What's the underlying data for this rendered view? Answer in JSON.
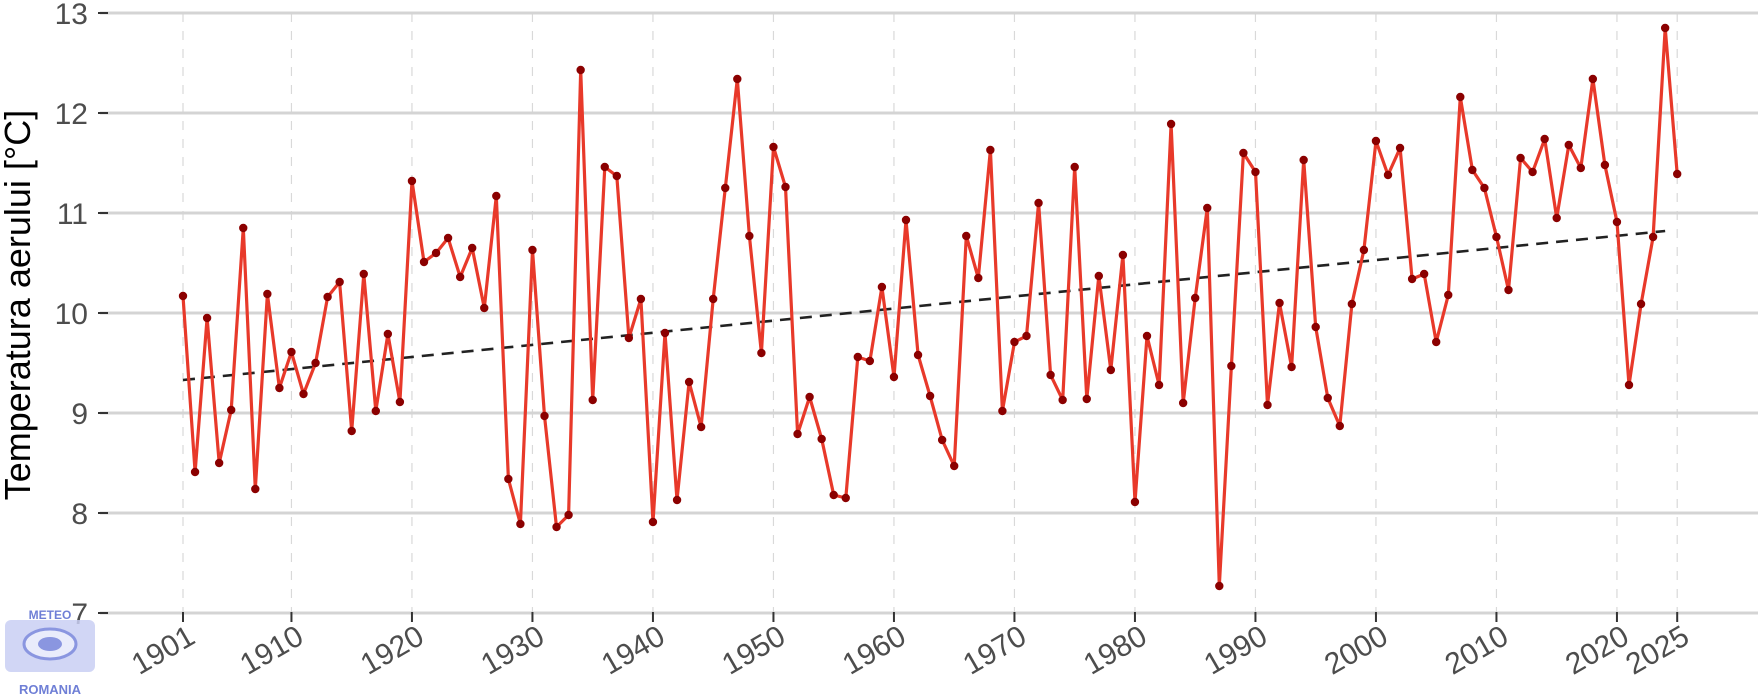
{
  "chart_data": {
    "type": "line",
    "title": "",
    "xlabel": "",
    "ylabel": "Temperatura aerului [°C]",
    "ylim": [
      7,
      13
    ],
    "xlim": [
      1901,
      2025
    ],
    "grid": "horizontal major lines, dashed vertical at x ticks",
    "yticks": [
      7,
      8,
      9,
      10,
      11,
      12,
      13
    ],
    "xticks": [
      1901,
      1910,
      1920,
      1930,
      1940,
      1950,
      1960,
      1970,
      1980,
      1990,
      2000,
      2010,
      2020,
      2025
    ],
    "x_start": 1901,
    "series": [
      {
        "color": "#e8392a",
        "marker_color": "#8b0000",
        "values": [
          10.17,
          8.41,
          9.95,
          8.5,
          9.03,
          10.85,
          8.24,
          10.19,
          9.25,
          9.61,
          9.19,
          9.5,
          10.16,
          10.31,
          8.82,
          10.39,
          9.02,
          9.79,
          9.11,
          11.32,
          10.51,
          10.6,
          10.75,
          10.36,
          10.65,
          10.05,
          11.17,
          8.34,
          7.89,
          10.63,
          8.97,
          7.86,
          7.98,
          12.43,
          9.13,
          11.46,
          11.37,
          9.75,
          10.14,
          7.91,
          9.8,
          8.13,
          9.31,
          8.86,
          10.14,
          11.25,
          12.34,
          10.77,
          9.6,
          11.66,
          11.26,
          8.79,
          9.16,
          8.74,
          8.18,
          8.15,
          9.56,
          9.52,
          10.26,
          9.36,
          10.93,
          9.58,
          9.17,
          8.73,
          8.47,
          10.77,
          10.35,
          11.63,
          9.02,
          9.71,
          9.77,
          11.1,
          9.38,
          9.13,
          11.46,
          9.14,
          10.37,
          9.43,
          10.58,
          8.11,
          9.77,
          9.28,
          11.89,
          9.1,
          10.15,
          11.05,
          7.27,
          9.47,
          11.6,
          11.41,
          9.08,
          10.1,
          9.46,
          11.53,
          9.86,
          9.15,
          8.87,
          10.09,
          10.63,
          11.72,
          11.38,
          11.65,
          10.34,
          10.39,
          9.71,
          10.18,
          12.16,
          11.43,
          11.25,
          10.76,
          10.23,
          11.55,
          11.41,
          11.74,
          10.95,
          11.68,
          11.45,
          12.34,
          11.48,
          10.91,
          9.28,
          10.09,
          10.76,
          12.85,
          11.39
        ]
      }
    ],
    "trend": {
      "style": "dashed",
      "color": "#222222",
      "x": [
        1901,
        2024
      ],
      "y": [
        9.33,
        10.82
      ]
    }
  },
  "logo": {
    "top_text": "METEO",
    "bottom_text": "ROMANIA"
  }
}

━━━━━━━━━━━━━━━━

§ Stated goal
The required answer is a single number: the count of lines in the entries that hold the string "dashed".

§ Written reply
2